Effects of resident cell density were studied by incubating agar particles with strain 13 or 22 for 0, 1.1, or 7.8 h to establish different initial resident cell densities. Aliquots of SybrGold-stained strain 11 were then moved to the incubation tank, and changes in bacterial abundance on the particles were monitored for >300 min. We expected that the colonization rate of strain 11 would decrease with higher resident densities of strains 13 and 22.

Interspecific interactions were studied in more detail with strains 11, 15, and 30. Agar particles were first incubated with one of the three strains (strain X) for 80 min. Half of the particles were then transferred to a suspension of strain X and half to a mixture of strains X and Y. A parallel incubation with new agar particles in a suspension of strain Y also started simultaneously. Changes in bacterial abundance on the particles were monitored for another 60 to 80 min, and strain X and strain Y in the mixture treatment were differentiated by fluorescent in situ hybridization (FISH) (see below). Ambient concentrations of strains X and Y were ∼106 cells ml−1 in both pure and mixed incubations, and the total ambient concentration in the mixture was thus about twice the concentrations in the pure suspensions. Because colonization rates and equilibrium abundances in short-term single-strain experiments scale with ambient concentration (34), the null hypothesis was that abundances of attached cells in the mixture would equal the sum of attached bacteria in the two single-strain incubations, indicating no interspecific interaction. This set of experiments allowed us to examine the mutual effects between resident and newcomer strains and whether the effects are reciprocal when the resident and the newcomer strains trade places.

## TASKS TO CARRY OUT
a - In the passage on bacterial colonization of agar particles, how long were the agar particles first incubated with strain X?
b - Output the part of the passage on bacterial colonization of agar particles starting at "Effects of resident" and ending at "strains 13 and 22.", copied word for word.
c - Pick up the passage on bacterial colonization of agar particles after its final sentence and continue writing it.

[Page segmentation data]
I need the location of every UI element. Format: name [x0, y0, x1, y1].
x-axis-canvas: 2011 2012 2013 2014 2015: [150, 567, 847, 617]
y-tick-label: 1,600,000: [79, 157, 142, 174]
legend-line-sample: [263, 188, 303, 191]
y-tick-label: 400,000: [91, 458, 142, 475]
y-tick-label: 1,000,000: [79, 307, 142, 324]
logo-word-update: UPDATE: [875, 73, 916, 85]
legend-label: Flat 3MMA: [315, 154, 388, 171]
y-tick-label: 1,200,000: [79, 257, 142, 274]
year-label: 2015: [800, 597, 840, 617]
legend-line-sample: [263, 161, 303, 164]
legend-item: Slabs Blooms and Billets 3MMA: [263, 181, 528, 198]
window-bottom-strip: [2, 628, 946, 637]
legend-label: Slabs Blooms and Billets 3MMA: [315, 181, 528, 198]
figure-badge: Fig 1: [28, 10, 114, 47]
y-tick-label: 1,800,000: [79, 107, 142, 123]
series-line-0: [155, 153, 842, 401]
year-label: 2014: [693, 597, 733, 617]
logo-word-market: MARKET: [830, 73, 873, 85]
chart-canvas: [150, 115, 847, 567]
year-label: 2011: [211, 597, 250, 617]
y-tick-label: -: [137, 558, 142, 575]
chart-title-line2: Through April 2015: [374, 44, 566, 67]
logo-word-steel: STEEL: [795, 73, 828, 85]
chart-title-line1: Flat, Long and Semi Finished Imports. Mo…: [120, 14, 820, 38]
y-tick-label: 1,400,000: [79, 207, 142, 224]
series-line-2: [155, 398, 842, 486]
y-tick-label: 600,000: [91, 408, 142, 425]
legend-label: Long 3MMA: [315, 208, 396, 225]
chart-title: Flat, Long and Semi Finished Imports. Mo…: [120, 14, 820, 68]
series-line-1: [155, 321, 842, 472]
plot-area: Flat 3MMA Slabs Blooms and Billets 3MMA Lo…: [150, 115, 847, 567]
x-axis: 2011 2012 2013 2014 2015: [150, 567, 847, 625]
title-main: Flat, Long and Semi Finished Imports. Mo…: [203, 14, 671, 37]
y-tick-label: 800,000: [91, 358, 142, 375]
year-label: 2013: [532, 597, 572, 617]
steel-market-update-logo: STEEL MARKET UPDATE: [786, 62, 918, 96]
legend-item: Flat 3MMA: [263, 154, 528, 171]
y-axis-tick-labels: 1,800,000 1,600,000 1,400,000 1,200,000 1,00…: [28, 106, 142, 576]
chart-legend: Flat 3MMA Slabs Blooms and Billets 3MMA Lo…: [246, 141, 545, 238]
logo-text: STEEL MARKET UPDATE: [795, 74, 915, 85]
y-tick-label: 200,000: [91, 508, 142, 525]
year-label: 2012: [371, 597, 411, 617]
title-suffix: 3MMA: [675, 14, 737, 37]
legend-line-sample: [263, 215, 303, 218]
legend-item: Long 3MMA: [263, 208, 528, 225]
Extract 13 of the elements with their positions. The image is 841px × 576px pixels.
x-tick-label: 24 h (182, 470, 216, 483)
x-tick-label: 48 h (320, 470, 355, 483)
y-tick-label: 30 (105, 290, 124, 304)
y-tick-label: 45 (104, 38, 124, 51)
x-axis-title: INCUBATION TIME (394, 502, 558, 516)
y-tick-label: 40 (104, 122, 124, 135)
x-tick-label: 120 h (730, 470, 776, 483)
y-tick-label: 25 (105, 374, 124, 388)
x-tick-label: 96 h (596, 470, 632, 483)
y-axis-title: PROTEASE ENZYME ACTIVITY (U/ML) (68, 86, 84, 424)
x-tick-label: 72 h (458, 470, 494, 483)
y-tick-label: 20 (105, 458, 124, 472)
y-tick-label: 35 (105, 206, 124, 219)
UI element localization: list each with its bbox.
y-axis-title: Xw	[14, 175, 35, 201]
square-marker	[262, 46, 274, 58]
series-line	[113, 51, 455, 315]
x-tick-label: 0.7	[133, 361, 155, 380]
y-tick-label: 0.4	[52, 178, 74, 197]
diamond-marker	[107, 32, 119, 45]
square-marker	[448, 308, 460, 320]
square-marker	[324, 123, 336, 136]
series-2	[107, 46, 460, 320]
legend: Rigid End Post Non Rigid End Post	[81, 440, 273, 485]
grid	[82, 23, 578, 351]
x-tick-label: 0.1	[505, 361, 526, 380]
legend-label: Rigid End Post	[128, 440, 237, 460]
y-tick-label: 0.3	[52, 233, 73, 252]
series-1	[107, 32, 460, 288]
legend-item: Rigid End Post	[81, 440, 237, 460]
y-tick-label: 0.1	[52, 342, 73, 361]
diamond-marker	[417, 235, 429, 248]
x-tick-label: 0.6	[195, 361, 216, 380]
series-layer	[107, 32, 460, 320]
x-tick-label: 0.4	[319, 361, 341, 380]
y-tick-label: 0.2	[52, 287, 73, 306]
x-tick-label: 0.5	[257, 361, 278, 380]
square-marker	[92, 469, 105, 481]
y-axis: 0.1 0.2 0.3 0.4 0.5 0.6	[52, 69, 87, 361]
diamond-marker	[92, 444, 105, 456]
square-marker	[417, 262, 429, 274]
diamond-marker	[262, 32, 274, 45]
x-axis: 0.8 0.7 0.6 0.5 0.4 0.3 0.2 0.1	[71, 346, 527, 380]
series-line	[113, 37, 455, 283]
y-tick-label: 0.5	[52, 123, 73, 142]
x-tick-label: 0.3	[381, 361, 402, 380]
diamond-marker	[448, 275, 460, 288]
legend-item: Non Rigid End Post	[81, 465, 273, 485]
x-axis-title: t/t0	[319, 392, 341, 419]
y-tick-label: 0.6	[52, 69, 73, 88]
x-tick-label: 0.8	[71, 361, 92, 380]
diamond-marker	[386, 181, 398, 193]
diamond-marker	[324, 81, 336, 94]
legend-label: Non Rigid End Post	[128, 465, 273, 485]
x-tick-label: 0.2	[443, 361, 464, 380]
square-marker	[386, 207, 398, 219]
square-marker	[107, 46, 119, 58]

## ANSWERS TO THE EXERCISE
a - 80 min.

b -
Effects of resident cell density were studied by incubating agar particles with strain 13 or 22 for 0, 1.1, or 7.8 h to establish different initial resident cell densities. Aliquots of SybrGold-stained strain 11 were then moved to the incubation tank, and changes in bacterial abundance on the particles were monitored for >300 min. We expected that the colonization rate of strain 11 would decrease with higher resident densities of strains 13 and 22.

c -
Antagonistic interaction among the bacteria was studied using strain T5 and its mutant T5Mut. T5 produces the antibiotic substance tropodithietic acid, which inhibits the growth of strain 11 and 22 in agar diffusion assays, whereas T5Mut does not (T. Brinkhoff, G. Bach, T. Heidorn, L. Liang, A. Schlingloff, and M. Simon, submitted for publication). Sterile agar particles were incubated for 2 to 4 days in rolling tanks with a high concentration of T5 or T5Mut. Particles precolonized by T5 or T5Mut were then incubated in a suspension of strain 11 or 22 for 160 min. Some precolonized particles were transferred to sterile seawater to measure the detachment rate of T5 or T5Mut (34). Changes in total bacterial abundance on the particles after corrections for detachment yield the colonization rate of strain 11 or 22 in the presence of T5 or T5Mut. Differences between the T5 and T5Mut treatments would indicate the effects of antibiotics on the colonization behavior of strains 11 and 22.

Long-term growth and species-interaction.

To study the effect of growth, agar particles were incubated in a suspension of strain 11 or 13 for >3,000 min. A parallel incubation in a mixture of strains 11 and 13 was conducted to study the effects of long-term species-interaction. Again, ambient bacterial concentration in the mixture was the sum of concentrations in the pure-strain treatments. Agar particles were removed at fixed time points, and bacteria on the particles were enumerated by epifluorescence microscopy (see below). In the mixture treatment, strains 11 and 13 on the particles were distinguished by FISH.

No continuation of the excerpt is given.